[Collection entries]
********************

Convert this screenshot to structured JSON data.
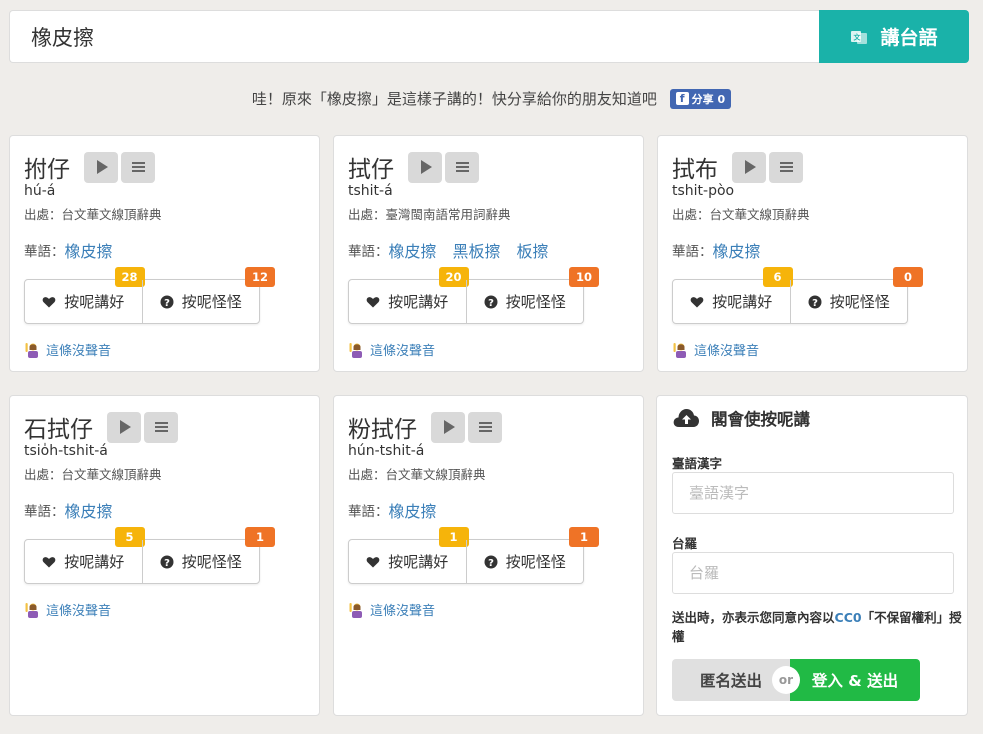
{
  "search": {
    "value": "橡皮擦",
    "button_label": "講台語"
  },
  "share": {
    "message": "哇！原來「橡皮擦」是這樣子講的！快分享給你的朋友知道吧",
    "fb_label": "分享 0"
  },
  "cards": [
    {
      "title": "拊仔",
      "roman": "hú-á",
      "source": "出處：台文華文線頂辭典",
      "mandarin_label": "華語：",
      "mandarin_words": [
        "橡皮擦"
      ],
      "like_label": "按呢講好",
      "like_count": "28",
      "dislike_label": "按呢怪怪",
      "dislike_count": "12",
      "no_audio": "這條沒聲音"
    },
    {
      "title": "拭仔",
      "roman": "tshit-á",
      "source": "出處：臺灣閩南語常用詞辭典",
      "mandarin_label": "華語：",
      "mandarin_words": [
        "橡皮擦",
        "黑板擦",
        "板擦"
      ],
      "like_label": "按呢講好",
      "like_count": "20",
      "dislike_label": "按呢怪怪",
      "dislike_count": "10",
      "no_audio": "這條沒聲音"
    },
    {
      "title": "拭布",
      "roman": "tshit-pòo",
      "source": "出處：台文華文線頂辭典",
      "mandarin_label": "華語：",
      "mandarin_words": [
        "橡皮擦"
      ],
      "like_label": "按呢講好",
      "like_count": "6",
      "dislike_label": "按呢怪怪",
      "dislike_count": "0",
      "no_audio": "這條沒聲音"
    },
    {
      "title": "石拭仔",
      "roman": "tsio̍h-tshit-á",
      "source": "出處：台文華文線頂辭典",
      "mandarin_label": "華語：",
      "mandarin_words": [
        "橡皮擦"
      ],
      "like_label": "按呢講好",
      "like_count": "5",
      "dislike_label": "按呢怪怪",
      "dislike_count": "1",
      "no_audio": "這條沒聲音"
    },
    {
      "title": "粉拭仔",
      "roman": "hún-tshit-á",
      "source": "出處：台文華文線頂辭典",
      "mandarin_label": "華語：",
      "mandarin_words": [
        "橡皮擦"
      ],
      "like_label": "按呢講好",
      "like_count": "1",
      "dislike_label": "按呢怪怪",
      "dislike_count": "1",
      "no_audio": "這條沒聲音"
    }
  ],
  "form": {
    "title": "閣會使按呢講",
    "hanji_label": "臺語漢字",
    "hanji_placeholder": "臺語漢字",
    "lomaji_label": "台羅",
    "lomaji_placeholder": "台羅",
    "license_prefix": "送出時，亦表示您同意內容以",
    "license_link": "CC0",
    "license_suffix": "「不保留權利」授權",
    "anon_button": "匿名送出",
    "or_label": "or",
    "login_button": "登入 & 送出"
  },
  "colors": {
    "accent_teal": "#1ab2a9",
    "link_blue": "#3b7fb8",
    "badge_yellow": "#f6b40a",
    "badge_orange": "#ef7326",
    "submit_green": "#21ba45",
    "fb_blue": "#4267b2"
  },
  "icons": {
    "search_button": "translate-icon",
    "play": "play-icon",
    "list": "list-icon",
    "like": "heart-icon",
    "dislike": "question-circle-icon",
    "no_audio": "person-raising-hand-icon",
    "form": "cloud-upload-icon"
  }
}
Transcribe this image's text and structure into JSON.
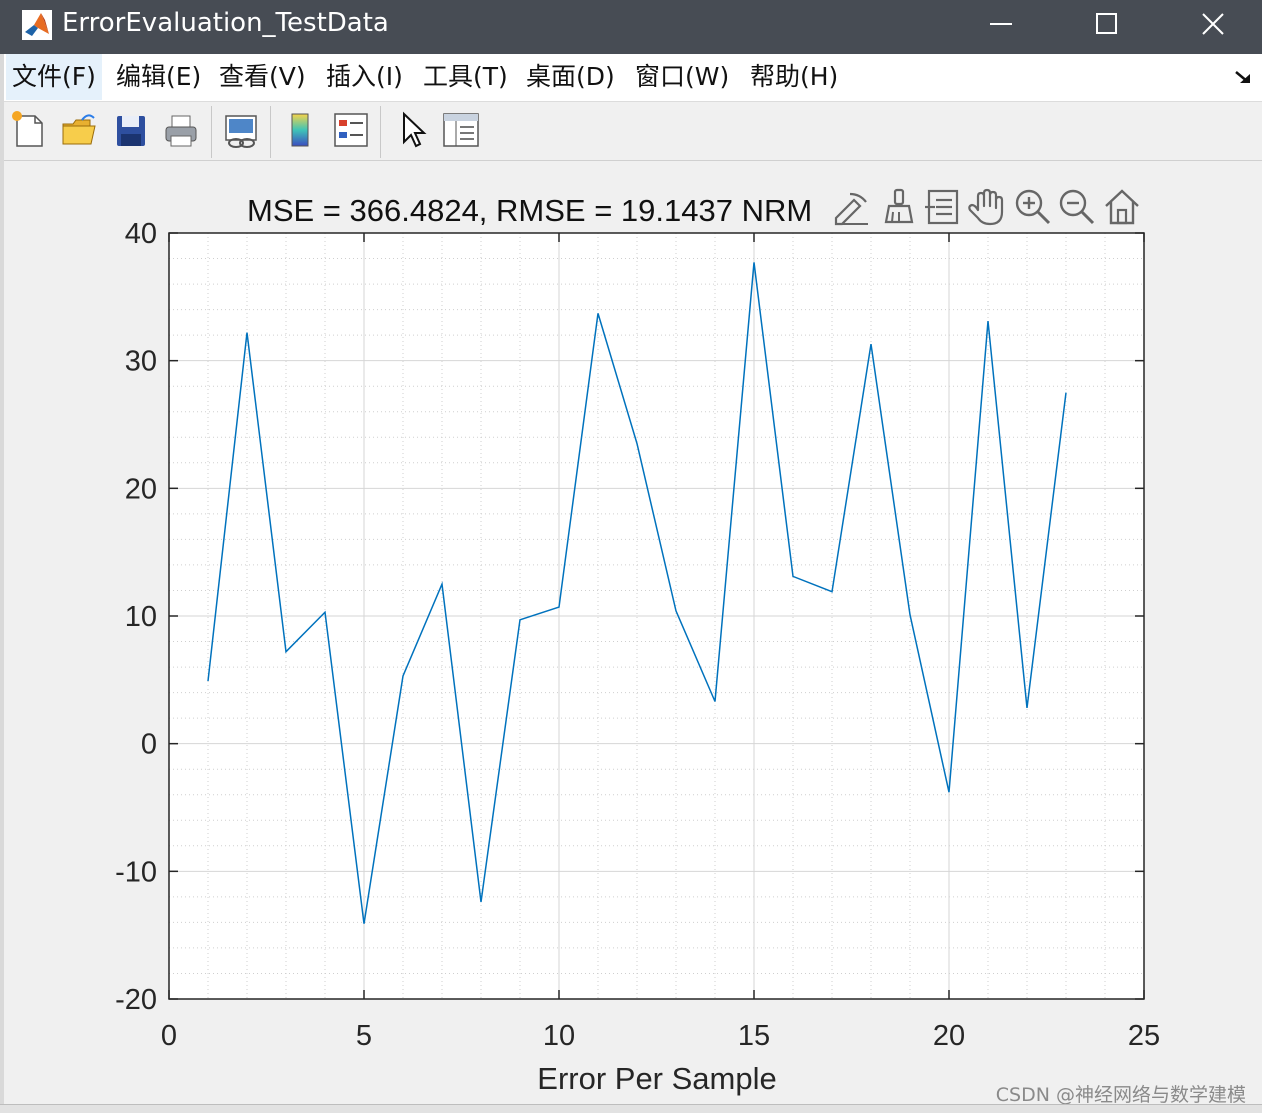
{
  "window": {
    "title": "ErrorEvaluation_TestData"
  },
  "menu": [
    {
      "label": "文件(F)"
    },
    {
      "label": "编辑(E)"
    },
    {
      "label": "查看(V)"
    },
    {
      "label": "插入(I)"
    },
    {
      "label": "工具(T)"
    },
    {
      "label": "桌面(D)"
    },
    {
      "label": "窗口(W)"
    },
    {
      "label": "帮助(H)"
    }
  ],
  "toolbar_icons": [
    "new-figure-icon",
    "open-file-icon",
    "save-icon",
    "print-icon",
    "link-plot-icon",
    "insert-colorbar-icon",
    "insert-legend-icon",
    "edit-plot-icon",
    "property-inspector-icon"
  ],
  "axes_toolbar_icons": [
    "brush-export-icon",
    "data-brush-icon",
    "data-tips-icon",
    "pan-icon",
    "zoom-in-icon",
    "zoom-out-icon",
    "restore-view-icon"
  ],
  "chart_data": {
    "type": "line",
    "title": "MSE = 366.4824, RMSE = 19.1437 NRM",
    "xlabel": "Error Per Sample",
    "ylabel": "",
    "xlim": [
      0,
      25
    ],
    "ylim": [
      -20,
      40
    ],
    "xticks": [
      0,
      5,
      10,
      15,
      20,
      25
    ],
    "yticks": [
      -20,
      -10,
      0,
      10,
      20,
      30,
      40
    ],
    "grid": "on",
    "minor_grid": "on",
    "series": [
      {
        "color": "#0072bd",
        "x": [
          1,
          2,
          3,
          4,
          5,
          6,
          7,
          8,
          9,
          10,
          11,
          12,
          13,
          14,
          15,
          16,
          17,
          18,
          19,
          20,
          21,
          22,
          23
        ],
        "y": [
          4.9,
          32.2,
          7.2,
          10.3,
          -14.1,
          5.3,
          12.5,
          -12.4,
          9.7,
          10.7,
          33.7,
          23.5,
          10.4,
          3.3,
          37.7,
          13.1,
          11.9,
          31.3,
          10.1,
          -3.8,
          33.1,
          2.8,
          27.5
        ]
      }
    ]
  },
  "watermark": "CSDN @神经网络与数学建模"
}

********************

**DO THIS**
Report the number of lines in the entries above that include the string "tshit". Give nothing but the number.

**EXPECTED OUTPUT**
4